Stored data
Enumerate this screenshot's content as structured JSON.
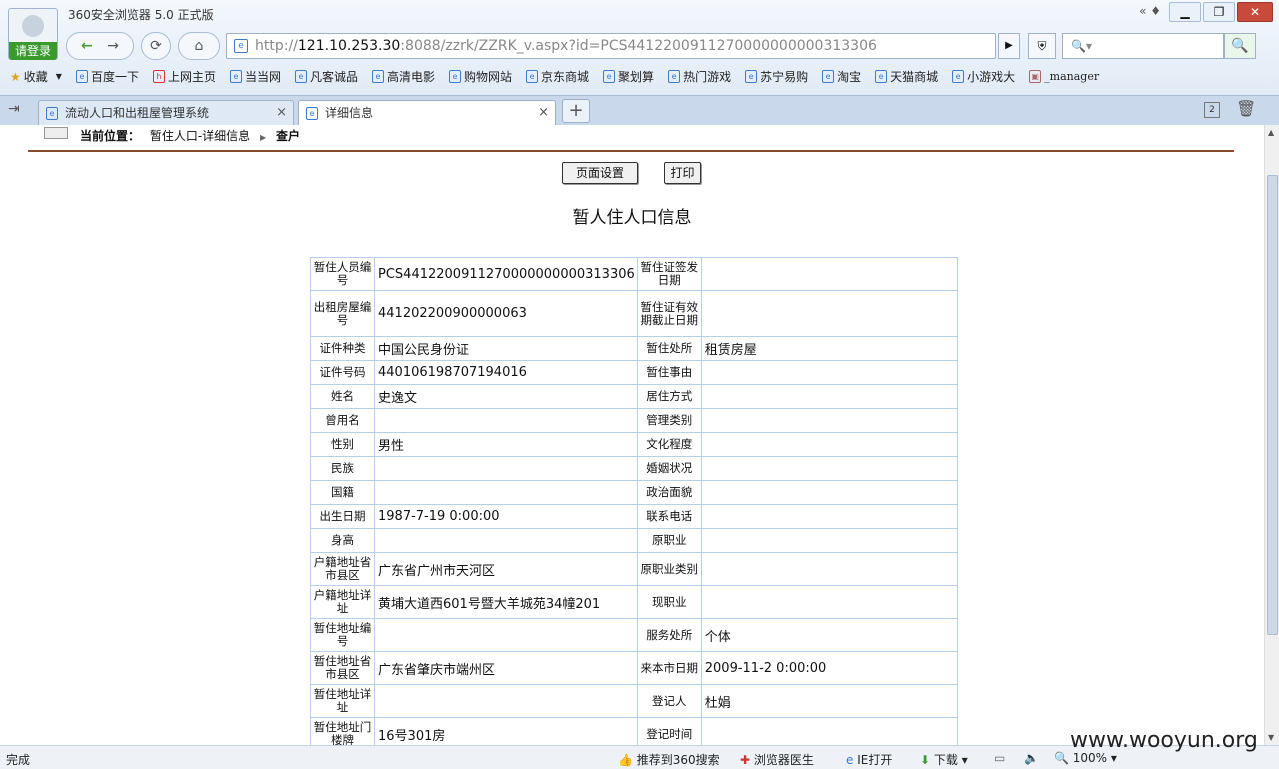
{
  "window": {
    "title": "360安全浏览器 5.0 正式版",
    "login": "请登录",
    "min": "▁",
    "restore": "❐",
    "close": "✕",
    "skin": "« ♦"
  },
  "nav": {
    "back": "←",
    "forward": "→",
    "refresh": "⟳",
    "home": "⌂"
  },
  "address": {
    "url_prefix": "http://",
    "url_host": "121.10.253.30",
    "url_rest": ":8088/zzrk/ZZRK_v.aspx?id=PCS4412200911270000000000313306",
    "go": "▶"
  },
  "search": {
    "placeholder": "🔍▾",
    "button": "🔍"
  },
  "bookmarks": {
    "favorites": "收藏",
    "items": [
      "百度一下",
      "上网主页",
      "当当网",
      "凡客诚品",
      "高清电影",
      "购物网站",
      "京东商城",
      "聚划算",
      "热门游戏",
      "苏宁易购",
      "淘宝",
      "天猫商城",
      "小游戏大",
      "_manager"
    ]
  },
  "tabs": [
    {
      "label": "流动人口和出租屋管理系统"
    },
    {
      "label": "详细信息"
    }
  ],
  "page": {
    "breadcrumb_label": "当前位置：",
    "breadcrumb_path": "暂住人口-详细信息",
    "breadcrumb_current": "查户",
    "btn_setup": "页面设置",
    "btn_print": "打印",
    "title": "暂人住人口信息"
  },
  "rows": [
    {
      "l1": "暂住人员编号",
      "v1": "PCS4412200911270000000000313306",
      "l2": "暂住证签发日期",
      "v2": ""
    },
    {
      "l1": "出租房屋编号",
      "v1": "441202200900000063",
      "l2": "暂住证有效期截止日期",
      "v2": ""
    },
    {
      "l1": "证件种类",
      "v1": "中国公民身份证",
      "l2": "暂住处所",
      "v2": "租赁房屋"
    },
    {
      "l1": "证件号码",
      "v1": "440106198707194016",
      "l2": "暂住事由",
      "v2": ""
    },
    {
      "l1": "姓名",
      "v1": "史逸文",
      "l2": "居住方式",
      "v2": ""
    },
    {
      "l1": "曾用名",
      "v1": "",
      "l2": "管理类别",
      "v2": ""
    },
    {
      "l1": "性别",
      "v1": "男性",
      "l2": "文化程度",
      "v2": ""
    },
    {
      "l1": "民族",
      "v1": "",
      "l2": "婚姻状况",
      "v2": ""
    },
    {
      "l1": "国籍",
      "v1": "",
      "l2": "政治面貌",
      "v2": ""
    },
    {
      "l1": "出生日期",
      "v1": "1987-7-19 0:00:00",
      "l2": "联系电话",
      "v2": ""
    },
    {
      "l1": "身高",
      "v1": "",
      "l2": "原职业",
      "v2": ""
    },
    {
      "l1": "户籍地址省市县区",
      "v1": "广东省广州市天河区",
      "l2": "原职业类别",
      "v2": ""
    },
    {
      "l1": "户籍地址详址",
      "v1": "黄埔大道西601号暨大羊城苑34幢201",
      "l2": "现职业",
      "v2": ""
    },
    {
      "l1": "暂住地址编号",
      "v1": "",
      "l2": "服务处所",
      "v2": "个体"
    },
    {
      "l1": "暂住地址省市县区",
      "v1": "广东省肇庆市端州区",
      "l2": "来本市日期",
      "v2": "2009-11-2 0:00:00"
    },
    {
      "l1": "暂住地址详址",
      "v1": "",
      "l2": "登记人",
      "v2": "杜娟"
    },
    {
      "l1": "暂住地址门楼牌",
      "v1": "16号301房",
      "l2": "登记时间",
      "v2": ""
    }
  ],
  "status": {
    "done": "完成",
    "recommend": "推荐到360搜索",
    "doctor": "浏览器医生",
    "ie_open": "IE打开",
    "download": "下载",
    "zoom": "100%"
  },
  "watermark": "www.wooyun.org"
}
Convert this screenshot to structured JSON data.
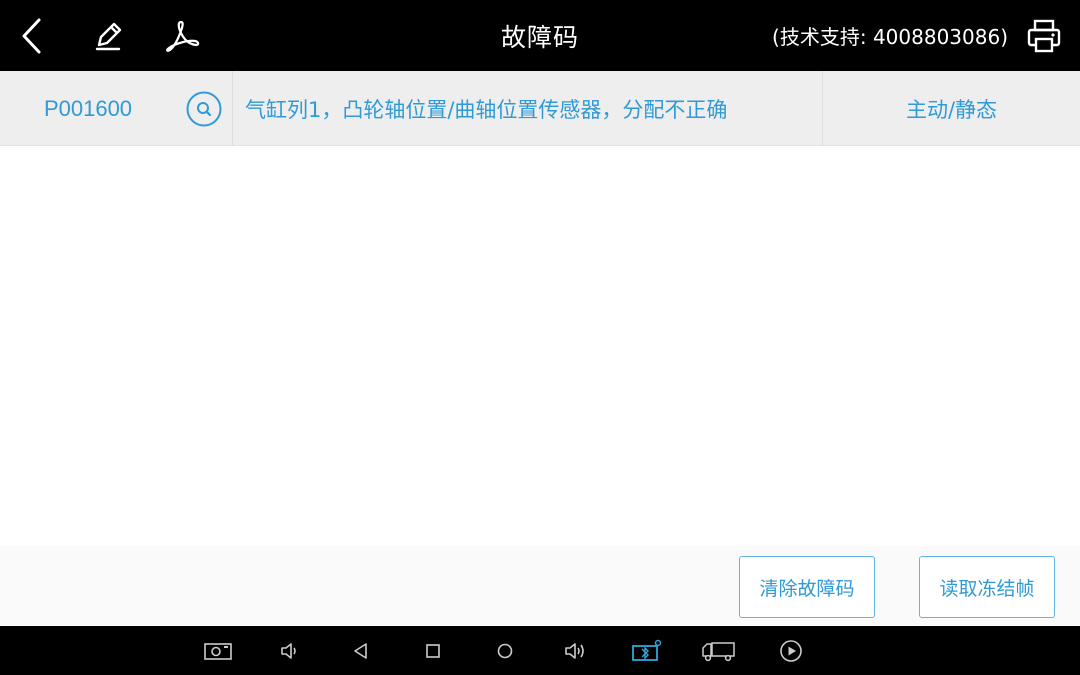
{
  "header": {
    "title": "故障码",
    "support": "(技术支持: 4008803086)",
    "icons": [
      "back-icon",
      "edit-icon",
      "pdf-icon",
      "print-icon"
    ]
  },
  "dtc": {
    "code": "P001600",
    "description": "气缸列1，凸轮轴位置/曲轴位置传感器，分配不正确",
    "status": "主动/静态"
  },
  "actions": {
    "clear_label": "清除故障码",
    "freeze_label": "读取冻结帧"
  },
  "navbar": {
    "icons": [
      "screenshot-icon",
      "volume-down-icon",
      "back-icon",
      "recents-icon",
      "home-icon",
      "volume-up-icon",
      "vci-connection-icon",
      "truck-icon",
      "play-icon"
    ]
  },
  "colors": {
    "accent": "#2f9ad6",
    "header_bg": "#000000",
    "row_bg": "#eeeeee"
  }
}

-- Your objective --
Locate each line containing the string "title" and show it.

-- Output --
    "title": "360安全浏览器 5.0 正式版",
    "title": "暂人住人口信息"
    "title": "故障码",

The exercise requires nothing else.